Objective: Word for word, restate every line of the listing that follows.

[Items from a dataset]
++++

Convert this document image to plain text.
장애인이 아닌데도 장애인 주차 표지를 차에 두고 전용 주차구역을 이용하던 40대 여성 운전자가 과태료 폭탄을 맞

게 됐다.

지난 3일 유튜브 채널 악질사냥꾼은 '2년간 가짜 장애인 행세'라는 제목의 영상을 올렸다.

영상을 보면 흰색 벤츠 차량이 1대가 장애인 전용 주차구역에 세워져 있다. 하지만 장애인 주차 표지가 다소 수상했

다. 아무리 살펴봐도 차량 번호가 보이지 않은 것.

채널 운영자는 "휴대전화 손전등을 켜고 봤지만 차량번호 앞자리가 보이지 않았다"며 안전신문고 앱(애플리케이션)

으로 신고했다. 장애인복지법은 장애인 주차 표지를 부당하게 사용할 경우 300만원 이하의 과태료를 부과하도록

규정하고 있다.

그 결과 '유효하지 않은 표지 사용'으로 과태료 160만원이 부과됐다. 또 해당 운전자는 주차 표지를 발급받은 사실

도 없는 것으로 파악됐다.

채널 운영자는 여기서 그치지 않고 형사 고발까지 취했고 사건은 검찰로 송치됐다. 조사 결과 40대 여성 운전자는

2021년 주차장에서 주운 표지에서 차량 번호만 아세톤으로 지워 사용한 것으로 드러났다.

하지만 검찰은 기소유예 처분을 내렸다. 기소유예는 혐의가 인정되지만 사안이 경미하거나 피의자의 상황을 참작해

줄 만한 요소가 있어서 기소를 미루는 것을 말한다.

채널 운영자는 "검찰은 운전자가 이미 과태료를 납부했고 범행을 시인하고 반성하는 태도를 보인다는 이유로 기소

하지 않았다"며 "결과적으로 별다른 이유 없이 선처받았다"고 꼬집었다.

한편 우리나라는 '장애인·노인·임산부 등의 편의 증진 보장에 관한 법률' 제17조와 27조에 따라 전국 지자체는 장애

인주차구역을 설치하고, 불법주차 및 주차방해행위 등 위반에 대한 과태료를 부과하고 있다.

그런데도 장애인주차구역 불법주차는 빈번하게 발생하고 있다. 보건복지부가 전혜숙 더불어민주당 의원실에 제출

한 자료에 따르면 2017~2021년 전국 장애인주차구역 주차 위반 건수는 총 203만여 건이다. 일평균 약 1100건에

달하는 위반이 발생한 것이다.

++++

Answer to the exercise:
Convert this document image to plain text.
장애인이 아닌데도 장애인 주차 표지를 차에 두고 전용 주차구역을 이용하던 40대 여성 운전자가 과태료 폭탄을 맞

게 됐다.

지난 3일 유튜브 채널 악질사냥꾼은 '2년간 가짜 장애인 행세'라는 제목의 영상을 올렸다.

영상을 보면 흰색 벤츠 차량이 1대가 장애인 전용 주차구역에 세워져 있다. 하지만 장애인 주차 표지가 다소 수상했

다. 아무리 살펴봐도 차량 번호가 보이지 않은 것.

채널 운영자는 "휴대전화 손전등을 켜고 봤지만 차량번호 앞자리가 보이지 않았다"며 안전신문고 앱(애플리케이션)

으로 신고했다. 장애인복지법은 장애인 주차 표지를 부당하게 사용할 경우 300만원 이하의 과태료를 부과하도록

규정하고 있다.

그 결과 '유효하지 않은 표지 사용'으로 과태료 160만원이 부과됐다. 또 해당 운전자는 주차 표지를 발급받은 사실

도 없는 것으로 파악됐다.

채널 운영자는 여기서 그치지 않고 형사 고발까지 취했고 사건은 검찰로 송치됐다. 조사 결과 40대 여성 운전자는

2021년 주차장에서 주운 표지에서 차량 번호만 아세톤으로 지워 사용한 것으로 드러났다.

하지만 검찰은 기소유예 처분을 내렸다. 기소유예는 혐의가 인정되지만 사안이 경미하거나 피의자의 상황을 참작해

줄 만한 요소가 있어서 기소를 미루는 것을 말한다.

채널 운영자는 "검찰은 운전자가 이미 과태료를 납부했고 범행을 시인하고 반성하는 태도를 보인다는 이유로 기소

하지 않았다"며 "결과적으로 별다른 이유 없이 선처받았다"고 꼬집었다.

한편 우리나라는 '장애인·노인·임산부 등의 편의 증진 보장에 관한 법률' 제17조와 27조에 따라 전국 지자체는 장애

인주차구역을 설치하고, 불법주차 및 주차방해행위 등 위반에 대한 과태료를 부과하고 있다.

그런데도 장애인주차구역 불법주차는 빈번하게 발생하고 있다. 보건복지부가 전혜숙 더불어민주당 의원실에 제출

한 자료에 따르면 2017~2021년 전국 장애인주차구역 주차 위반 건수는 총 203만여 건이다. 일평균 약 1100건에

달하는 위반이 발생한 것이다.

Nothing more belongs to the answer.